* _Given request_
Scan the listing that follows and report how many lines contain "data". Write the number alone.

* _Material provided_
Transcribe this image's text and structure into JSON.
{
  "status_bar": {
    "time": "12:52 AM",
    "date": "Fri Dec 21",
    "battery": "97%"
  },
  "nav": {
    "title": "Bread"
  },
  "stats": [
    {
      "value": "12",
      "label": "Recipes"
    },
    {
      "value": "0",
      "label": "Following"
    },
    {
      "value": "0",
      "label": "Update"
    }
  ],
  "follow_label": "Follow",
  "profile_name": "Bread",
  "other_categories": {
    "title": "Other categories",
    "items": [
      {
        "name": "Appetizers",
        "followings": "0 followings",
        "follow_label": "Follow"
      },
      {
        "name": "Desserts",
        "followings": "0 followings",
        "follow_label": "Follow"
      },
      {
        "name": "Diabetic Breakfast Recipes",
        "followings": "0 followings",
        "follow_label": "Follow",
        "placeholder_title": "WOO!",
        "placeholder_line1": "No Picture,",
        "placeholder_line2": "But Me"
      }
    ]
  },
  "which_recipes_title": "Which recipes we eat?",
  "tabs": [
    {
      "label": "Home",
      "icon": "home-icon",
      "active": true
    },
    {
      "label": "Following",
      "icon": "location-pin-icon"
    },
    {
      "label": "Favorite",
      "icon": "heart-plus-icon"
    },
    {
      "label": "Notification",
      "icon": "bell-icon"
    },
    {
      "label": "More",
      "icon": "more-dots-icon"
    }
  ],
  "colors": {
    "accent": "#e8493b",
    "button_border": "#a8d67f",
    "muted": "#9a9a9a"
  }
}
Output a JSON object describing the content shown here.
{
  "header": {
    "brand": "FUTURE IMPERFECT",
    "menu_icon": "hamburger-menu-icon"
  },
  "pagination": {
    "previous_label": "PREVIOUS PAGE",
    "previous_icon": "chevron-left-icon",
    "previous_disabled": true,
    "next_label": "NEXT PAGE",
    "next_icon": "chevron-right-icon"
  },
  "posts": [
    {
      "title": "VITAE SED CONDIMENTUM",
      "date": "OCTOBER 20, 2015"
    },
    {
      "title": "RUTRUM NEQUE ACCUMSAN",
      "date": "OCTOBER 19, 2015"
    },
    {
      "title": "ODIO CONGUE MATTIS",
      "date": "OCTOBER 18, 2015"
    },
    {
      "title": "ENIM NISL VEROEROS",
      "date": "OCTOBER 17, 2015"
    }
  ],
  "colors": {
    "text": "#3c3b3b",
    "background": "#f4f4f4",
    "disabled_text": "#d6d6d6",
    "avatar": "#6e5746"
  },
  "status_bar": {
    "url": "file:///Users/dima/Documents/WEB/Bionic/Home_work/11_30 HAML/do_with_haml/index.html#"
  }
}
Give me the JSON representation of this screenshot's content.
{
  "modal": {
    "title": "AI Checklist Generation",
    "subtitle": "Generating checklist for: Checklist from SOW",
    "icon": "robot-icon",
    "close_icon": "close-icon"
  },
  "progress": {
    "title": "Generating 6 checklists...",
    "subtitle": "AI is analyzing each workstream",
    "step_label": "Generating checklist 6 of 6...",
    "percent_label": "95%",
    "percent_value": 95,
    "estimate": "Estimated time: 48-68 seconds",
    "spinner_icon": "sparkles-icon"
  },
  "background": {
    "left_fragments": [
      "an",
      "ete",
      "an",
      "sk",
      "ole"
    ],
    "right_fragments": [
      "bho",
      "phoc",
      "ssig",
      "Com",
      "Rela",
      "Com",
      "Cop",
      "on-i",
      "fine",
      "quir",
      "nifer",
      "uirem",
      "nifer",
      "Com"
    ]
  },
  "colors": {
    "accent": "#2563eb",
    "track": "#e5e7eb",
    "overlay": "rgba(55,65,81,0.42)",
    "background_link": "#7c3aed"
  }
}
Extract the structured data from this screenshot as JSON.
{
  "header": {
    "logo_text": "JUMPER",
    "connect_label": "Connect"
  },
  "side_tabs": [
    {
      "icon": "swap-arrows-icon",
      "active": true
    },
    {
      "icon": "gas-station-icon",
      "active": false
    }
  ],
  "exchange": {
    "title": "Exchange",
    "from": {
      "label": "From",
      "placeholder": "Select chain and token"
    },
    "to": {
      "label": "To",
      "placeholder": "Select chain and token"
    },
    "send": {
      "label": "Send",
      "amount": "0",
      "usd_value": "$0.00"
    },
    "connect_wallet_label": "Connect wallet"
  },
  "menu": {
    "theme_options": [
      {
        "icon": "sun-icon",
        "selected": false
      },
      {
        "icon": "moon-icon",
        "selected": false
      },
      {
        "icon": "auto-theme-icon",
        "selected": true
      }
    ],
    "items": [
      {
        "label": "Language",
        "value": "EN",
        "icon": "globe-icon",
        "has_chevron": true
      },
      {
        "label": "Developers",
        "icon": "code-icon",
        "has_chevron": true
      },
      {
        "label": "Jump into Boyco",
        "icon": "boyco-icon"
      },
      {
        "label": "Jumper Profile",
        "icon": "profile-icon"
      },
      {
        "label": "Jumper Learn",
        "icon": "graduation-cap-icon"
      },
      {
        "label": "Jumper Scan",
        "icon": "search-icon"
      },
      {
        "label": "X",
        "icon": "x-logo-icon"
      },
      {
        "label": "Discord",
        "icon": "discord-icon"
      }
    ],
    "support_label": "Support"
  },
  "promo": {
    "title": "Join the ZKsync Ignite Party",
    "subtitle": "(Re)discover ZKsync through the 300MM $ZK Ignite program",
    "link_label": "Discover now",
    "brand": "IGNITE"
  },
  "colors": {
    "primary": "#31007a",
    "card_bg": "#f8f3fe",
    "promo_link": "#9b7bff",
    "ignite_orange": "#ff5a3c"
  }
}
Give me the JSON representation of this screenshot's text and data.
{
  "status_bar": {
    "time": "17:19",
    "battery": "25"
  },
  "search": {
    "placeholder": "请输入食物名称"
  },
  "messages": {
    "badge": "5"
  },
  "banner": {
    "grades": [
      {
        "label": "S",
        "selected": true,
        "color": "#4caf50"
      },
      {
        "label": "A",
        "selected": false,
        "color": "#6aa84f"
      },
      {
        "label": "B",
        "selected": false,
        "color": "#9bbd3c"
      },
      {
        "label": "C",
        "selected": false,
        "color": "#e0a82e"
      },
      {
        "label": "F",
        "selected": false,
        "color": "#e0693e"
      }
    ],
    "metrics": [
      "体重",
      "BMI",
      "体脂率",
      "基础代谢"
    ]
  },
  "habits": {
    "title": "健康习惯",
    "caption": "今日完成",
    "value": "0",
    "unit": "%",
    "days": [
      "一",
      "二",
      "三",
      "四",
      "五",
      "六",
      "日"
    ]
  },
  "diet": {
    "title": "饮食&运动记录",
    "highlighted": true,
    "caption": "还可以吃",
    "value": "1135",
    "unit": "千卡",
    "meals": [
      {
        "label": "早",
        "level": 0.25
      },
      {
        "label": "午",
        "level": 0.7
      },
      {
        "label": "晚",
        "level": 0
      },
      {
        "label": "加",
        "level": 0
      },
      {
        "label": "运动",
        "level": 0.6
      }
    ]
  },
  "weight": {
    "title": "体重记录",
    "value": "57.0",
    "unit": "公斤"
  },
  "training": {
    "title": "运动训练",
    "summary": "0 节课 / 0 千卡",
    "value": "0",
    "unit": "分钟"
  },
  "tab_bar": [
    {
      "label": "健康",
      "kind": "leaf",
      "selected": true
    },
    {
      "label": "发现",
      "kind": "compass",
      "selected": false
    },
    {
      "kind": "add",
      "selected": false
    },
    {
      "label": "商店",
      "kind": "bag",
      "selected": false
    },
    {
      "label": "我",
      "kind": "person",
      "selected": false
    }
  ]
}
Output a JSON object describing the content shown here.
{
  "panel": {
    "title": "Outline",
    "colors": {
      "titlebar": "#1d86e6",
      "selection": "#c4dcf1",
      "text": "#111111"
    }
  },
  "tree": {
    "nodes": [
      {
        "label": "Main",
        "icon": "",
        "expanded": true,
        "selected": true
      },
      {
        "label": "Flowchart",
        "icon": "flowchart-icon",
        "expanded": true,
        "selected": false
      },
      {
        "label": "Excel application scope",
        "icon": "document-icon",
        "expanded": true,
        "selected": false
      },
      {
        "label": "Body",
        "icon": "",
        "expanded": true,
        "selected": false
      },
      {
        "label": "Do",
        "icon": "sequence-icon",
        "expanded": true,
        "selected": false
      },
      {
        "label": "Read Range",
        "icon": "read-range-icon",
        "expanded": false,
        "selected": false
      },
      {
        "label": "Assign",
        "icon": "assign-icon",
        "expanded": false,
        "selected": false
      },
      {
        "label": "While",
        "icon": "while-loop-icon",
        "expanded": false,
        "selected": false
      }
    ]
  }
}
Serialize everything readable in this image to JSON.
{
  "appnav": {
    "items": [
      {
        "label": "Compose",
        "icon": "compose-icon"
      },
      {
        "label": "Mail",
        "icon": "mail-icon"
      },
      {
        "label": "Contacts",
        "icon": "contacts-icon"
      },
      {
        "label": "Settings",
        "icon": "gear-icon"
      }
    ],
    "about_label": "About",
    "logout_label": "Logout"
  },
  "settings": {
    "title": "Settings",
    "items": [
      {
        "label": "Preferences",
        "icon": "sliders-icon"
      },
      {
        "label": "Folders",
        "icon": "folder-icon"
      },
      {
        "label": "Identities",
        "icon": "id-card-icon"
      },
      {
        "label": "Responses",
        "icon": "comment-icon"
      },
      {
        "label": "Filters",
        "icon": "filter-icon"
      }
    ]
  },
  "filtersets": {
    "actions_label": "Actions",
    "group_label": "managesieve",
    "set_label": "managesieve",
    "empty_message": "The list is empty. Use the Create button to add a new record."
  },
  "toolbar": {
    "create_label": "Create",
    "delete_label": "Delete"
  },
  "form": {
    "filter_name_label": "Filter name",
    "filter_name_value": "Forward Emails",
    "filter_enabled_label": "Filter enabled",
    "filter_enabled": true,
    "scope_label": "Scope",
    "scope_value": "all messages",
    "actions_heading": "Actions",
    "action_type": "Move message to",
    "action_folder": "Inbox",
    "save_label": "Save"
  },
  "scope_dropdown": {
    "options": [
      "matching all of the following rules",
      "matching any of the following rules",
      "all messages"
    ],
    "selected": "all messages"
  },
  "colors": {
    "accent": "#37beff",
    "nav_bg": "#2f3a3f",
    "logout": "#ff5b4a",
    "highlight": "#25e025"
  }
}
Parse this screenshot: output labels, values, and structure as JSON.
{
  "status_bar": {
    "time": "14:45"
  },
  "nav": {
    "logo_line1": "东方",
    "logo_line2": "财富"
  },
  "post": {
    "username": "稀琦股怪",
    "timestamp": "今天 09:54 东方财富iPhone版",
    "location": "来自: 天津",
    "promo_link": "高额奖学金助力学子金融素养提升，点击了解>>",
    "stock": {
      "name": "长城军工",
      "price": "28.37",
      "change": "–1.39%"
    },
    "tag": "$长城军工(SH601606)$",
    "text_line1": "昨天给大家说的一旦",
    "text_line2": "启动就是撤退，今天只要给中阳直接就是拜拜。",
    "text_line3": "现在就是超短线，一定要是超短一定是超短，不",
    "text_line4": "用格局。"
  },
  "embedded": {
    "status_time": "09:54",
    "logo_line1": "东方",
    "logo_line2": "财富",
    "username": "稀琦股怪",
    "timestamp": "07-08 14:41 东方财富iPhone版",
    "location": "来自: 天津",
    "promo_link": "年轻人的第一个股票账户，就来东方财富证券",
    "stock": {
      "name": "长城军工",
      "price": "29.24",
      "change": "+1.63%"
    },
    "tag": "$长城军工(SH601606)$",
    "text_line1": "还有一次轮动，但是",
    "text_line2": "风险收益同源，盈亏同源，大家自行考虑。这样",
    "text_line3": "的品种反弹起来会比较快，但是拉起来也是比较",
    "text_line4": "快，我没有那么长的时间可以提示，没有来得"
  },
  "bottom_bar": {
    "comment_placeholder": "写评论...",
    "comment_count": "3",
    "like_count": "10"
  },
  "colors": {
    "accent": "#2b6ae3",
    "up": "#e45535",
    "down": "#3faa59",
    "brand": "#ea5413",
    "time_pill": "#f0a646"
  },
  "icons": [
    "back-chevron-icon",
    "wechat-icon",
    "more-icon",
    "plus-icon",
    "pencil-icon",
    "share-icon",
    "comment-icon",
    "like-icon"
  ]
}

* _Answer for the task_
2